** begin **

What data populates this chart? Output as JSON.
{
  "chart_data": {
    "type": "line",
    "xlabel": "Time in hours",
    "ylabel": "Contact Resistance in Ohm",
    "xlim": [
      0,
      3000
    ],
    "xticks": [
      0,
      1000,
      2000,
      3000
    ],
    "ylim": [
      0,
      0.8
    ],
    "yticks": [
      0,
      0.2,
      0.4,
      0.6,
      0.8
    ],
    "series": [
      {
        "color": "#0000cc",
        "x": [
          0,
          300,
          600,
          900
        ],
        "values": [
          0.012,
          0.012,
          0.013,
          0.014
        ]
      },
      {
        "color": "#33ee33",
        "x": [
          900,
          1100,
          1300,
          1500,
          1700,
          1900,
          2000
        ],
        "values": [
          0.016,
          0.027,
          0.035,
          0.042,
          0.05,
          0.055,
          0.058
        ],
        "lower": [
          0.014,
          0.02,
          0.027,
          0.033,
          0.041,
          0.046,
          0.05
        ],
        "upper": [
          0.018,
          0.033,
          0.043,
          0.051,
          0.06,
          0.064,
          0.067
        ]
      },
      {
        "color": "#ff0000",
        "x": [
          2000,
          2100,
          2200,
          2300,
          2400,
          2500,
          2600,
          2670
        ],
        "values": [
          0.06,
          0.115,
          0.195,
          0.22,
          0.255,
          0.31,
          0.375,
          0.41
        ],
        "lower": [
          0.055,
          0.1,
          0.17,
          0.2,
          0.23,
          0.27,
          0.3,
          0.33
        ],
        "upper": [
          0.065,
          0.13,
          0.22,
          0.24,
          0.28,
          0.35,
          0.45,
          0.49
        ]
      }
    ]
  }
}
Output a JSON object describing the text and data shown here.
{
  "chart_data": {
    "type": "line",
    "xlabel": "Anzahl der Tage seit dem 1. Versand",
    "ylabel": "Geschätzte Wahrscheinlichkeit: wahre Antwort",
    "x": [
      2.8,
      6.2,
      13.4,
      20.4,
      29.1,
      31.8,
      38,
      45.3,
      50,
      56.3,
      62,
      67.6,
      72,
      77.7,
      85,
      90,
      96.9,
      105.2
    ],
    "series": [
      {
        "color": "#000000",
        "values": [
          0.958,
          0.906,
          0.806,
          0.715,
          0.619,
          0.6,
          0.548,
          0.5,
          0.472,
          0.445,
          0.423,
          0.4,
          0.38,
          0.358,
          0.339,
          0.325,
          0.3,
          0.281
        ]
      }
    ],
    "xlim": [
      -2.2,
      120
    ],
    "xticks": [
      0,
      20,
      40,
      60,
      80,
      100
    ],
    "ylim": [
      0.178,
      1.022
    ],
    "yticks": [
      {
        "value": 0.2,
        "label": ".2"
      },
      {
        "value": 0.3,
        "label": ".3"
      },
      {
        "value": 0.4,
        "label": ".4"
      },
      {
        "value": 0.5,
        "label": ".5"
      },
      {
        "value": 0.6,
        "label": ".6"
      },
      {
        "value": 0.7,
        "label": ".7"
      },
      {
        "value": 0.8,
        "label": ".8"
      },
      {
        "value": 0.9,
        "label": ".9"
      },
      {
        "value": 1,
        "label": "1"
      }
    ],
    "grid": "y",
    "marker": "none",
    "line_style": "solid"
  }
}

** end **

[Problem to work on]
Scan the lines above for "color", then copy every one that has it.

[Solved problem]
        "color": "#0000cc",
        "color": "#33ee33",
        "color": "#ff0000",
        "color": "#000000",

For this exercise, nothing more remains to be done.